** Begin **
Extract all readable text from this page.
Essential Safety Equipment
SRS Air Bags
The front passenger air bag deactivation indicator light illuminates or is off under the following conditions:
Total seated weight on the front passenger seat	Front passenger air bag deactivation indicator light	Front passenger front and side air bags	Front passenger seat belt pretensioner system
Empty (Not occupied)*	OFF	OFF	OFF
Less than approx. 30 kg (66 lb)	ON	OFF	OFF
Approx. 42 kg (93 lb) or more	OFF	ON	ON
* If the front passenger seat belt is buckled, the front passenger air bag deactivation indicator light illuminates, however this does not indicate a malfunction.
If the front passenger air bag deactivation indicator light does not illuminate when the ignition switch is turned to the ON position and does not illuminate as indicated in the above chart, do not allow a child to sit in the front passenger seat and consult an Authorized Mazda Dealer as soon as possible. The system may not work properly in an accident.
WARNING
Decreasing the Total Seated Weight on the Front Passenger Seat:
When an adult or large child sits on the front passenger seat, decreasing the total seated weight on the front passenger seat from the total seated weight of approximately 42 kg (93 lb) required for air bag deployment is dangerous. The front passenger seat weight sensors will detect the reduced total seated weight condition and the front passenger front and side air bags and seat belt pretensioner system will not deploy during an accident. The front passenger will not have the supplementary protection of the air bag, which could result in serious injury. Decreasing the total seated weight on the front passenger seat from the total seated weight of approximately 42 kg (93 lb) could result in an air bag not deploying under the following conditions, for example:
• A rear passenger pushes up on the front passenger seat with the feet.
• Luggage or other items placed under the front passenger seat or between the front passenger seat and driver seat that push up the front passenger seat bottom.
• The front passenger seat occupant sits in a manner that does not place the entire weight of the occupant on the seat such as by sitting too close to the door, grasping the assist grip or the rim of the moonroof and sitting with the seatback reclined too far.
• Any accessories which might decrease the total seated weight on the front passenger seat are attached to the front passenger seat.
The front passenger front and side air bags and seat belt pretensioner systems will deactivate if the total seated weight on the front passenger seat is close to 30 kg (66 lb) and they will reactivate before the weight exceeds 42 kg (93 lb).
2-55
** End **
● **GIVEN TASK**
Check every line of the records above for the string "with" and say how many contain it, giving the number alone.

● **ANSWER TO THIS TASK**
2